Stated goal – Return each entry exactly, omitting nothing.

Input data –
»»

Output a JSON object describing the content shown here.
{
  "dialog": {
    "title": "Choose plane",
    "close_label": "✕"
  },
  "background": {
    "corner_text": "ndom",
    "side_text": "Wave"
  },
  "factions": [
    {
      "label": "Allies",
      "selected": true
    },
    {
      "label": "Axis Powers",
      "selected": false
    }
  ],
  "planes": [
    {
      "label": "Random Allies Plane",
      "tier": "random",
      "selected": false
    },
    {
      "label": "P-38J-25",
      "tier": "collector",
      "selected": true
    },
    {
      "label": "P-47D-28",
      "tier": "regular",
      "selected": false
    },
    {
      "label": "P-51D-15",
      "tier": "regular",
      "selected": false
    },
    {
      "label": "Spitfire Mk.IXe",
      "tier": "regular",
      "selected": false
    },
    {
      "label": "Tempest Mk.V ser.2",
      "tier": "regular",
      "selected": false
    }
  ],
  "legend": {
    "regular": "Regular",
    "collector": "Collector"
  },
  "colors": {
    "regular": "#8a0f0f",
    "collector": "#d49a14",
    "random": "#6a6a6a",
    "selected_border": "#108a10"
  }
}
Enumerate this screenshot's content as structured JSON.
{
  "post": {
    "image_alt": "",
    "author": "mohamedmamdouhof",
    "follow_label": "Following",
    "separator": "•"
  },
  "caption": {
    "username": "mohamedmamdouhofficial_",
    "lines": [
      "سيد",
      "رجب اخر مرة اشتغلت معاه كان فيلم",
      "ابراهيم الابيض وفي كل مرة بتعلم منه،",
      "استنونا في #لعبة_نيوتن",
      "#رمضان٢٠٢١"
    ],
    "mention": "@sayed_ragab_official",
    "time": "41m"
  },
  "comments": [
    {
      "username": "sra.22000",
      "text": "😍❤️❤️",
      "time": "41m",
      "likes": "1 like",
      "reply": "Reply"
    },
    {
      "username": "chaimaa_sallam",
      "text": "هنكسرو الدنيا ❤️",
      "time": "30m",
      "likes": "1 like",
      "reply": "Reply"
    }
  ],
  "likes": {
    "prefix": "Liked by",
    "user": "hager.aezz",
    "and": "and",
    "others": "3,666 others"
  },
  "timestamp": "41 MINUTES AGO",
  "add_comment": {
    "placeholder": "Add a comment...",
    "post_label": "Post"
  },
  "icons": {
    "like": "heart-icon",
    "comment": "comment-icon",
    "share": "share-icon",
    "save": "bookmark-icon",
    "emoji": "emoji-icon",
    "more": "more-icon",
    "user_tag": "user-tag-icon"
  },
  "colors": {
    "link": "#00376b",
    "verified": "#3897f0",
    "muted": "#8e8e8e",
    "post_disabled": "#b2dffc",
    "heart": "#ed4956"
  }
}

««

Worked answer –
Output a JSON object describing the content shown here.
{
  "dialog": {
    "title": "Choose plane",
    "close_label": "✕"
  },
  "background": {
    "corner_text": "ndom",
    "side_text": "Wave"
  },
  "factions": [
    {
      "label": "Allies",
      "selected": true
    },
    {
      "label": "Axis Powers",
      "selected": false
    }
  ],
  "planes": [
    {
      "label": "Random Allies Plane",
      "tier": "random",
      "selected": false
    },
    {
      "label": "P-38J-25",
      "tier": "collector",
      "selected": true
    },
    {
      "label": "P-47D-28",
      "tier": "regular",
      "selected": false
    },
    {
      "label": "P-51D-15",
      "tier": "regular",
      "selected": false
    },
    {
      "label": "Spitfire Mk.IXe",
      "tier": "regular",
      "selected": false
    },
    {
      "label": "Tempest Mk.V ser.2",
      "tier": "regular",
      "selected": false
    }
  ],
  "legend": {
    "regular": "Regular",
    "collector": "Collector"
  },
  "colors": {
    "regular": "#8a0f0f",
    "collector": "#d49a14",
    "random": "#6a6a6a",
    "selected_border": "#108a10"
  }
}
Enumerate this screenshot's content as structured JSON.
{
  "post": {
    "image_alt": "",
    "author": "mohamedmamdouhof",
    "follow_label": "Following",
    "separator": "•"
  },
  "caption": {
    "username": "mohamedmamdouhofficial_",
    "lines": [
      "سيد",
      "رجب اخر مرة اشتغلت معاه كان فيلم",
      "ابراهيم الابيض وفي كل مرة بتعلم منه،",
      "استنونا في #لعبة_نيوتن",
      "#رمضان٢٠٢١"
    ],
    "mention": "@sayed_ragab_official",
    "time": "41m"
  },
  "comments": [
    {
      "username": "sra.22000",
      "text": "😍❤️❤️",
      "time": "41m",
      "likes": "1 like",
      "reply": "Reply"
    },
    {
      "username": "chaimaa_sallam",
      "text": "هنكسرو الدنيا ❤️",
      "time": "30m",
      "likes": "1 like",
      "reply": "Reply"
    }
  ],
  "likes": {
    "prefix": "Liked by",
    "user": "hager.aezz",
    "and": "and",
    "others": "3,666 others"
  },
  "timestamp": "41 MINUTES AGO",
  "add_comment": {
    "placeholder": "Add a comment...",
    "post_label": "Post"
  },
  "icons": {
    "like": "heart-icon",
    "comment": "comment-icon",
    "share": "share-icon",
    "save": "bookmark-icon",
    "emoji": "emoji-icon",
    "more": "more-icon",
    "user_tag": "user-tag-icon"
  },
  "colors": {
    "link": "#00376b",
    "verified": "#3897f0",
    "muted": "#8e8e8e",
    "post_disabled": "#b2dffc",
    "heart": "#ed4956"
  }
}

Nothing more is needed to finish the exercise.